What is asked: Write out the listing beneath this instruction in its entirety, exactly as it reads.

### Data in this exercise

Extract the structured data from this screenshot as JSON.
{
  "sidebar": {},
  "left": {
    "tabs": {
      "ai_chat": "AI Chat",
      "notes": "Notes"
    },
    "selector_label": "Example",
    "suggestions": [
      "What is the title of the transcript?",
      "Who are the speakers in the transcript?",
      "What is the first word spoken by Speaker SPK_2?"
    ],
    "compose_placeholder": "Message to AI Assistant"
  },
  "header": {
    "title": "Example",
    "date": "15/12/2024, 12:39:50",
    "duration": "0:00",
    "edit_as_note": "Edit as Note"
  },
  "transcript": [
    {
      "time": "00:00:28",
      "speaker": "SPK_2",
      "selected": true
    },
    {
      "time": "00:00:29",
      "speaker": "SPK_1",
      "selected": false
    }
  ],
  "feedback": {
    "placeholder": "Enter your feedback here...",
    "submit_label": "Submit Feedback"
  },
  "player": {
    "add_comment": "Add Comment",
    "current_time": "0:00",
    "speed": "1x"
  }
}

######

Solved problem:
Extract the structured data from this screenshot as JSON.
{
  "sidebar": {},
  "left": {
    "tabs": {
      "ai_chat": "AI Chat",
      "notes": "Notes"
    },
    "selector_label": "Example",
    "suggestions": [
      "What is the title of the transcript?",
      "Who are the speakers in the transcript?",
      "What is the first word spoken by Speaker SPK_2?"
    ],
    "compose_placeholder": "Message to AI Assistant"
  },
  "header": {
    "title": "Example",
    "date": "15/12/2024, 12:39:50",
    "duration": "0:00",
    "edit_as_note": "Edit as Note"
  },
  "transcript": [
    {
      "time": "00:00:28",
      "speaker": "SPK_2",
      "selected": true
    },
    {
      "time": "00:00:29",
      "speaker": "SPK_1",
      "selected": false
    }
  ],
  "feedback": {
    "placeholder": "Enter your feedback here...",
    "submit_label": "Submit Feedback"
  },
  "player": {
    "add_comment": "Add Comment",
    "current_time": "0:00",
    "speed": "1x"
  }
}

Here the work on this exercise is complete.